Problem requirements: Starting at the line that contains "Serialize everything readable", reproduce every line through the end of the entries below, with no pictures in the copy.

[Start of The input]

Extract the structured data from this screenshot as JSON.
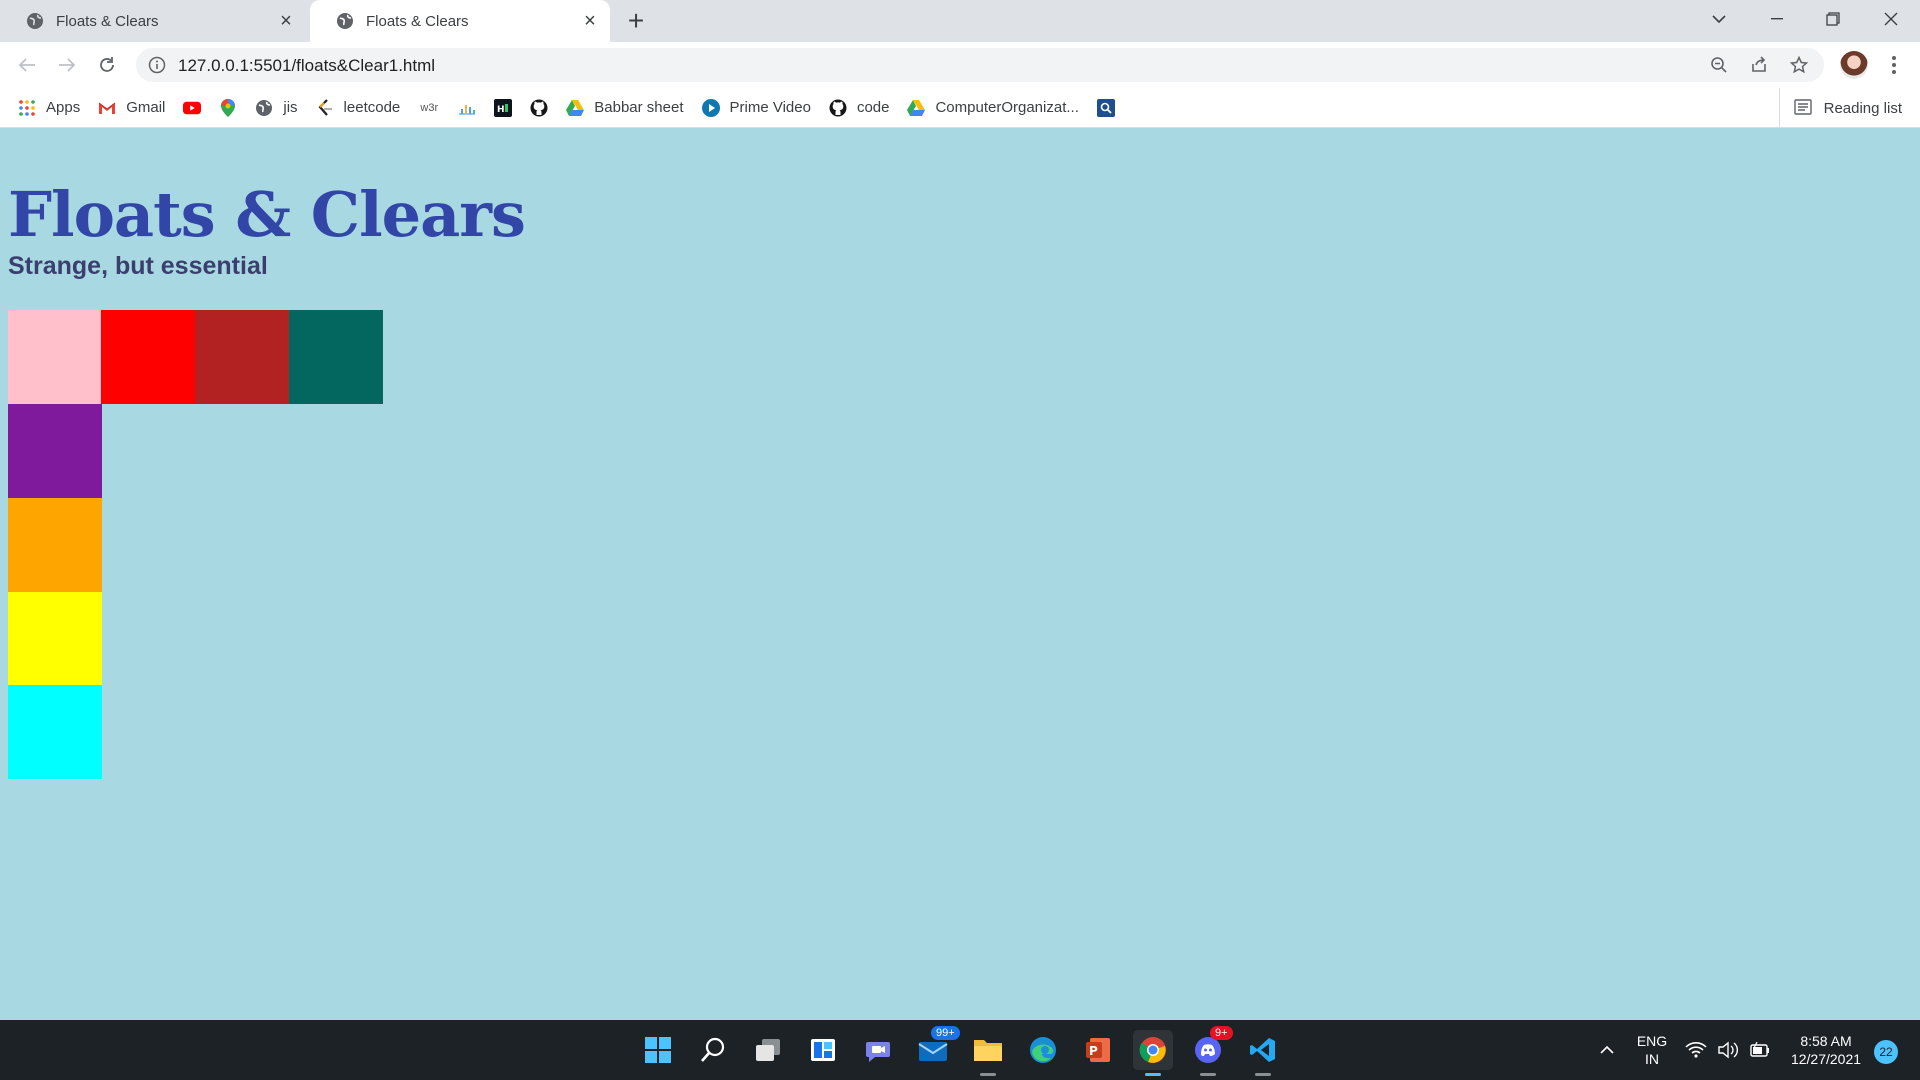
{
  "browser": {
    "tabs": [
      {
        "title": "Floats & Clears",
        "active": false
      },
      {
        "title": "Floats & Clears",
        "active": true
      }
    ],
    "url": "127.0.0.1:5501/floats&Clear1.html",
    "bookmarks": [
      {
        "label": "Apps",
        "icon": "apps-grid-icon"
      },
      {
        "label": "Gmail",
        "icon": "gmail-icon"
      },
      {
        "label": "",
        "icon": "youtube-icon"
      },
      {
        "label": "",
        "icon": "maps-pin-icon"
      },
      {
        "label": "jis",
        "icon": "globe-icon"
      },
      {
        "label": "leetcode",
        "icon": "leetcode-icon"
      },
      {
        "label": "",
        "icon": "w3schools-icon"
      },
      {
        "label": "",
        "icon": "chart-icon"
      },
      {
        "label": "",
        "icon": "hackerrank-icon"
      },
      {
        "label": "",
        "icon": "github-icon"
      },
      {
        "label": "Babbar sheet",
        "icon": "google-drive-icon"
      },
      {
        "label": "Prime Video",
        "icon": "prime-video-icon"
      },
      {
        "label": "code",
        "icon": "github-icon"
      },
      {
        "label": "ComputerOrganizat...",
        "icon": "google-drive-icon"
      },
      {
        "label": "",
        "icon": "search-box-icon"
      }
    ],
    "reading_list": "Reading list"
  },
  "page": {
    "title": "Floats & Clears",
    "subtitle": "Strange, but essential",
    "boxes": [
      {
        "color": "#ffc0cb"
      },
      {
        "color": "#ff0000"
      },
      {
        "color": "#b22222"
      },
      {
        "color": "#03665f"
      },
      {
        "color": "#7f1a9c"
      },
      {
        "color": "#ffa500"
      },
      {
        "color": "#ffff00"
      },
      {
        "color": "#00ffff"
      }
    ],
    "background": "#a8d9e3"
  },
  "taskbar": {
    "mail_badge": "99+",
    "discord_badge": "9+",
    "language": "ENG",
    "region": "IN",
    "time": "8:58 AM",
    "date": "12/27/2021",
    "notifications": "22"
  }
}
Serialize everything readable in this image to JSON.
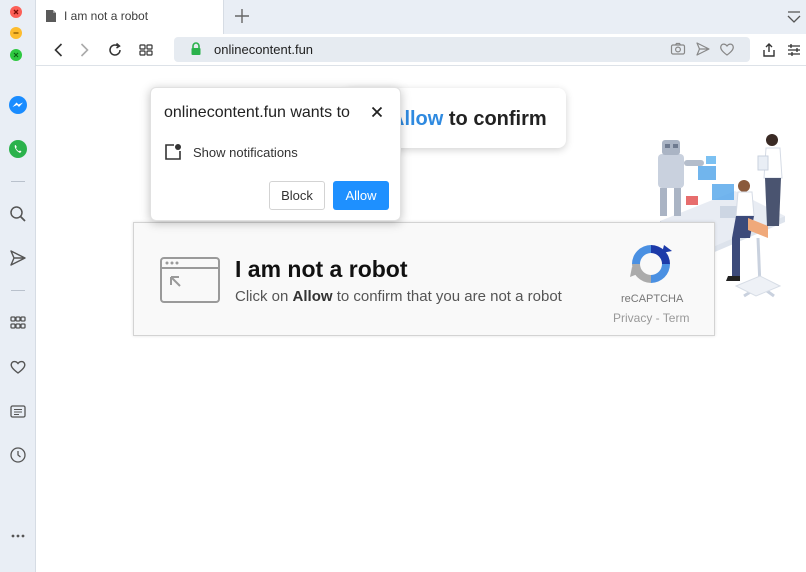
{
  "browser": {
    "tab": {
      "title": "I am not a robot"
    },
    "address_bar": {
      "url": "onlinecontent.fun"
    }
  },
  "banner": {
    "allow_word": "Allow",
    "rest": " to confirm"
  },
  "captcha": {
    "title": "I am not a robot",
    "subtitle_pre": "Click on ",
    "subtitle_bold": "Allow",
    "subtitle_post": " to confirm that you are not a robot",
    "brand": "reCAPTCHA",
    "links": "Privacy - Term"
  },
  "permission_popup": {
    "title": "onlinecontent.fun wants to",
    "item": "Show notifications",
    "block_label": "Block",
    "allow_label": "Allow"
  },
  "colors": {
    "accent_blue": "#1e90ff",
    "sidebar_bg": "#e9eef5",
    "lock_green": "#2bb24c"
  }
}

[End of The input]

Correct response:
Serialize everything readable in this image to JSON.
{
  "browser": {
    "tab": {
      "title": "I am not a robot"
    },
    "address_bar": {
      "url": "onlinecontent.fun"
    }
  },
  "banner": {
    "allow_word": "Allow",
    "rest": " to confirm"
  },
  "captcha": {
    "title": "I am not a robot",
    "subtitle_pre": "Click on ",
    "subtitle_bold": "Allow",
    "subtitle_post": " to confirm that you are not a robot",
    "brand": "reCAPTCHA",
    "links": "Privacy - Term"
  },
  "permission_popup": {
    "title": "onlinecontent.fun wants to",
    "item": "Show notifications",
    "block_label": "Block",
    "allow_label": "Allow"
  },
  "colors": {
    "accent_blue": "#1e90ff",
    "sidebar_bg": "#e9eef5",
    "lock_green": "#2bb24c"
  }
}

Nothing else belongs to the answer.